The exercise: Return only the line that contains "Output the text content of this document." and each line after it, through the last line of the data below, copied exactly.

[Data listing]
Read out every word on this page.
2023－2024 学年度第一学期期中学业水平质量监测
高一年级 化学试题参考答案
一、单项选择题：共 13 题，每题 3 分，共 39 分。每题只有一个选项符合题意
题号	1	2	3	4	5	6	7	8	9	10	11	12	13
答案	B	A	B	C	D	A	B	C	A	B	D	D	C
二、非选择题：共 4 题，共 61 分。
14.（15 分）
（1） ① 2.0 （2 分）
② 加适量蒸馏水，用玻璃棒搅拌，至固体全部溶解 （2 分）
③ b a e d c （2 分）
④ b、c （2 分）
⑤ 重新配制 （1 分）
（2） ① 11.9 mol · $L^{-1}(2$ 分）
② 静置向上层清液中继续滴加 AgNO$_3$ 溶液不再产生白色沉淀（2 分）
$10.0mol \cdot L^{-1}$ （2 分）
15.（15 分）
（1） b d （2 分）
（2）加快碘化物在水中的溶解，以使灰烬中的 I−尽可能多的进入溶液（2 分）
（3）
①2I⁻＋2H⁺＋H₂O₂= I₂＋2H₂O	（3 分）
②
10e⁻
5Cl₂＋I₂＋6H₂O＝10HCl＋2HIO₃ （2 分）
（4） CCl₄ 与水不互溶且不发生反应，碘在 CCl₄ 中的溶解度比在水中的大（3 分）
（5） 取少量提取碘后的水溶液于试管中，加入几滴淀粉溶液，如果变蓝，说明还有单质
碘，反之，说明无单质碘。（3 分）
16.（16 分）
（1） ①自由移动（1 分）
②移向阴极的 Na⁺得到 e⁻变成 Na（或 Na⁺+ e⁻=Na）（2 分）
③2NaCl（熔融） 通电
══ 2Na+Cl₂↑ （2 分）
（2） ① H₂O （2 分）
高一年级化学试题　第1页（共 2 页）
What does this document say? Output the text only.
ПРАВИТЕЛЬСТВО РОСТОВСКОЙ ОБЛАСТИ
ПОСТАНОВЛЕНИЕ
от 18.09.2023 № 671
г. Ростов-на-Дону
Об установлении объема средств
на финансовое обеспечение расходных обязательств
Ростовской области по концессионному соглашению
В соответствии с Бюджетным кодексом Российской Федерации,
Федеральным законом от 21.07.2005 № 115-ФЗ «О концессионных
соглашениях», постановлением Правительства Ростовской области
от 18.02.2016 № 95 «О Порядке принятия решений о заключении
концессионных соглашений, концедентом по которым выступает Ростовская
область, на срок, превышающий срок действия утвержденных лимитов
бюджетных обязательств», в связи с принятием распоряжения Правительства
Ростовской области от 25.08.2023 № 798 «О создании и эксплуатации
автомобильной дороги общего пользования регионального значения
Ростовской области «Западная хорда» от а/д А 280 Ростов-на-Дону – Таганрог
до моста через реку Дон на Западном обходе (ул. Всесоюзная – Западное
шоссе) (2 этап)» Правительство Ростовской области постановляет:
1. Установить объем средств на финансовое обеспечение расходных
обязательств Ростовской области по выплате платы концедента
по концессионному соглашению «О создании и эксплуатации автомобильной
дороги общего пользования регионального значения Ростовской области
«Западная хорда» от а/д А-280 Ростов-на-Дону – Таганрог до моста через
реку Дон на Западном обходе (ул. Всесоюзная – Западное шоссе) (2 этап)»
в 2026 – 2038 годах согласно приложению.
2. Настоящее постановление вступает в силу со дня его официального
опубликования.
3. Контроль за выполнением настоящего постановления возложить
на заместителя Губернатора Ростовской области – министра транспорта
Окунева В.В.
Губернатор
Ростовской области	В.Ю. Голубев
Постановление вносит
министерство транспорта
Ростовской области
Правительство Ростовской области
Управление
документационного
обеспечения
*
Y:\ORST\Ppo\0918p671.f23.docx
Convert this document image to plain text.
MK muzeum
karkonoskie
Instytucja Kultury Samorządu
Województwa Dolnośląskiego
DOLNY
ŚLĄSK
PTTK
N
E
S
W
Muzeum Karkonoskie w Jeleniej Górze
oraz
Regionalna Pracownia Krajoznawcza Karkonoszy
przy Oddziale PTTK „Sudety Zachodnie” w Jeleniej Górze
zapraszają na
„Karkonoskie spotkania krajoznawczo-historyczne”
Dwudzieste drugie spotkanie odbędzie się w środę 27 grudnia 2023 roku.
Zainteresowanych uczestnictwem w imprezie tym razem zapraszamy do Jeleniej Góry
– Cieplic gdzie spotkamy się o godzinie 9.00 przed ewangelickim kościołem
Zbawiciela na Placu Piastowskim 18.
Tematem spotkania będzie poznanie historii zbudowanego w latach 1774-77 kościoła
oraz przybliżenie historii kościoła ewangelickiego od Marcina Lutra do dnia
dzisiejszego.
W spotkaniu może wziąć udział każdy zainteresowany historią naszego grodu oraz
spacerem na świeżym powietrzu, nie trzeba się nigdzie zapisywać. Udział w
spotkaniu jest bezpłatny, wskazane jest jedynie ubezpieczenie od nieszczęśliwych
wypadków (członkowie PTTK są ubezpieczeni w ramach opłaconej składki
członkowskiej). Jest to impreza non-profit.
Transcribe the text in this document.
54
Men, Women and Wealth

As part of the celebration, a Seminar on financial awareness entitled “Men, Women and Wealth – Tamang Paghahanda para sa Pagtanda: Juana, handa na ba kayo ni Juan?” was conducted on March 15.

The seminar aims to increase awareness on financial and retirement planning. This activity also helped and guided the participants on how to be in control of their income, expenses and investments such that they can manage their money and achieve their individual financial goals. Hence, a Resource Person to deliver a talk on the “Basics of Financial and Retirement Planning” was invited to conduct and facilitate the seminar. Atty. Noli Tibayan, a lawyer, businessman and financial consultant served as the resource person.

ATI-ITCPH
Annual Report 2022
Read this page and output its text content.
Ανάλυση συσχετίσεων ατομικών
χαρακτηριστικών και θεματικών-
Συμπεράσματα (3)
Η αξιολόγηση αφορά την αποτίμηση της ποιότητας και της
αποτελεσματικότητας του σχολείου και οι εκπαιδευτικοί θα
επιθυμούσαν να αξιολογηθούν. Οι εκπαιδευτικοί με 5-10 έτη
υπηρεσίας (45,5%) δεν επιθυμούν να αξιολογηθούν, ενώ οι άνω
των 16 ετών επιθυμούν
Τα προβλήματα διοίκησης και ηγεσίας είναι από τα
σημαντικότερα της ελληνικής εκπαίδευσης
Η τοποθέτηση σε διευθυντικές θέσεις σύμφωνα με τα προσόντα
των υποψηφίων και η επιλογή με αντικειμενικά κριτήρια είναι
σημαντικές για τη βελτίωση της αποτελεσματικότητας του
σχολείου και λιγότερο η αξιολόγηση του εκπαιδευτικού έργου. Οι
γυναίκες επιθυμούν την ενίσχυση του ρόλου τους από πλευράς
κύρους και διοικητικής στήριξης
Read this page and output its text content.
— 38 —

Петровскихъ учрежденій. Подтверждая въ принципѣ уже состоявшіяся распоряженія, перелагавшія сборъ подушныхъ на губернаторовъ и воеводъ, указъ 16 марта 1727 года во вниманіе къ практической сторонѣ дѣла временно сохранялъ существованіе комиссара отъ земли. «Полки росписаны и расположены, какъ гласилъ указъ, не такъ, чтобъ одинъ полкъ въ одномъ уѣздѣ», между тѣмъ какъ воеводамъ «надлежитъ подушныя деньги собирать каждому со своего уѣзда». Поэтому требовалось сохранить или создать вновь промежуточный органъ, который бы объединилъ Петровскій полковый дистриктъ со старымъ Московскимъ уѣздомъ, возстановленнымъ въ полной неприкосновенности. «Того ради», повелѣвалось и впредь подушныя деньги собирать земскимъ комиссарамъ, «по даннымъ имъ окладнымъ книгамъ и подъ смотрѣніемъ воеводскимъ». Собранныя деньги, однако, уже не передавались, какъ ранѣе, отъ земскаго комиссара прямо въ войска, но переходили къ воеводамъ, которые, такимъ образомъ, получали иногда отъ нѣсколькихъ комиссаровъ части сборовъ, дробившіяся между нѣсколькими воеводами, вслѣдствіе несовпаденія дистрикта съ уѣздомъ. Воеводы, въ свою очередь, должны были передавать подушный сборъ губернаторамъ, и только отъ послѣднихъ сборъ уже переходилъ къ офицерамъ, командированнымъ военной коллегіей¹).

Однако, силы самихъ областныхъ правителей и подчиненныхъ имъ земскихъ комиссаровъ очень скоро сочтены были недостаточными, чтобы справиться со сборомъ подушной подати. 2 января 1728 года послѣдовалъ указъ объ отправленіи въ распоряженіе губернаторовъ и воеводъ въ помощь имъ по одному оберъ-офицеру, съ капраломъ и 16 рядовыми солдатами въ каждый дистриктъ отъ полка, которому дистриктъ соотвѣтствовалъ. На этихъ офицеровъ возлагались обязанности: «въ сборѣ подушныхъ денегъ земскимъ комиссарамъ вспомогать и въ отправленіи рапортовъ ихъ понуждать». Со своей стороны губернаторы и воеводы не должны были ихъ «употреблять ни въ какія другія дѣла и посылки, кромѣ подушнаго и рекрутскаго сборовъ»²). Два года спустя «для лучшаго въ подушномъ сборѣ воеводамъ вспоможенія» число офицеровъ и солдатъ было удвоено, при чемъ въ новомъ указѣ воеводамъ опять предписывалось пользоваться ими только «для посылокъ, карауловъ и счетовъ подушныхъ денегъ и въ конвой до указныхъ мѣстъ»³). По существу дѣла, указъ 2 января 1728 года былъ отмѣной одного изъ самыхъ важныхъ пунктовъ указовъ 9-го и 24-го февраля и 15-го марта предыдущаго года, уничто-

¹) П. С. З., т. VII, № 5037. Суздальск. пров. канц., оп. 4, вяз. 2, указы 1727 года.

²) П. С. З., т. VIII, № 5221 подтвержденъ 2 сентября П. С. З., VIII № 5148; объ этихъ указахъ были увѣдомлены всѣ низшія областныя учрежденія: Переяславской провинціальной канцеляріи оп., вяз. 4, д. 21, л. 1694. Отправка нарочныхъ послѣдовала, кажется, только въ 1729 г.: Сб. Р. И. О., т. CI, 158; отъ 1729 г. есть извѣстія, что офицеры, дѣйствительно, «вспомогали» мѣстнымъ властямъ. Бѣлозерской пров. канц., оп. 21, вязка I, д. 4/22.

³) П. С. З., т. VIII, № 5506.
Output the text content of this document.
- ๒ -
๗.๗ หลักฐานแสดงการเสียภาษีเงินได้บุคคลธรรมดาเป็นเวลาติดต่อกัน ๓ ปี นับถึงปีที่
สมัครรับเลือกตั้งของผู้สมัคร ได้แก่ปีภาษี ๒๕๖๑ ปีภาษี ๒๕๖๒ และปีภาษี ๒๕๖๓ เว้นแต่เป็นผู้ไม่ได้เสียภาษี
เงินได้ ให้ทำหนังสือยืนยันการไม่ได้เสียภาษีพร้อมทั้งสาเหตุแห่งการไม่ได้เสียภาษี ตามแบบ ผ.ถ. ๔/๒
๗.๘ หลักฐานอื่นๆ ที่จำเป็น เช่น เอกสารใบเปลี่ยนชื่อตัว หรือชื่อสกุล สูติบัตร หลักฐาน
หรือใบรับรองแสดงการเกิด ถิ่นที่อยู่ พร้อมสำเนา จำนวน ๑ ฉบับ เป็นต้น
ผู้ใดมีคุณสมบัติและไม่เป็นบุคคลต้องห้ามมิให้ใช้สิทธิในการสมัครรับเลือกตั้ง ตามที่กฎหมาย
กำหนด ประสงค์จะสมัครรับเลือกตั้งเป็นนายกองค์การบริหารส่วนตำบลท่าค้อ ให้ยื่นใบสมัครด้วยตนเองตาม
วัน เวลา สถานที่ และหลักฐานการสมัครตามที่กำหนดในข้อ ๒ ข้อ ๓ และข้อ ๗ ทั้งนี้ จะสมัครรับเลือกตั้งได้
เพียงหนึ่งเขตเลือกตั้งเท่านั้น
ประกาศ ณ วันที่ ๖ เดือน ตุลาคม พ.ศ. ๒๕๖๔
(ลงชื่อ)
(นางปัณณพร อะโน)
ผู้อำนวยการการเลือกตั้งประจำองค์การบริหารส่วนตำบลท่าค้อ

Task answer:
Output the text content of this document.
- ๒ -
๗.๗ หลักฐานแสดงการเสียภาษีเงินได้บุคคลธรรมดาเป็นเวลาติดต่อกัน ๓ ปี นับถึงปีที่
สมัครรับเลือกตั้งของผู้สมัคร ได้แก่ปีภาษี ๒๕๖๑ ปีภาษี ๒๕๖๒ และปีภาษี ๒๕๖๓ เว้นแต่เป็นผู้ไม่ได้เสียภาษี
เงินได้ ให้ทำหนังสือยืนยันการไม่ได้เสียภาษีพร้อมทั้งสาเหตุแห่งการไม่ได้เสียภาษี ตามแบบ ผ.ถ. ๔/๒
๗.๘ หลักฐานอื่นๆ ที่จำเป็น เช่น เอกสารใบเปลี่ยนชื่อตัว หรือชื่อสกุล สูติบัตร หลักฐาน
หรือใบรับรองแสดงการเกิด ถิ่นที่อยู่ พร้อมสำเนา จำนวน ๑ ฉบับ เป็นต้น
ผู้ใดมีคุณสมบัติและไม่เป็นบุคคลต้องห้ามมิให้ใช้สิทธิในการสมัครรับเลือกตั้ง ตามที่กฎหมาย
กำหนด ประสงค์จะสมัครรับเลือกตั้งเป็นนายกองค์การบริหารส่วนตำบลท่าค้อ ให้ยื่นใบสมัครด้วยตนเองตาม
วัน เวลา สถานที่ และหลักฐานการสมัครตามที่กำหนดในข้อ ๒ ข้อ ๓ และข้อ ๗ ทั้งนี้ จะสมัครรับเลือกตั้งได้
เพียงหนึ่งเขตเลือกตั้งเท่านั้น
ประกาศ ณ วันที่ ๖ เดือน ตุลาคม พ.ศ. ๒๕๖๔
(ลงชื่อ)
(นางปัณณพร อะโน)
ผู้อำนวยการการเลือกตั้งประจำองค์การบริหารส่วนตำบลท่าค้อ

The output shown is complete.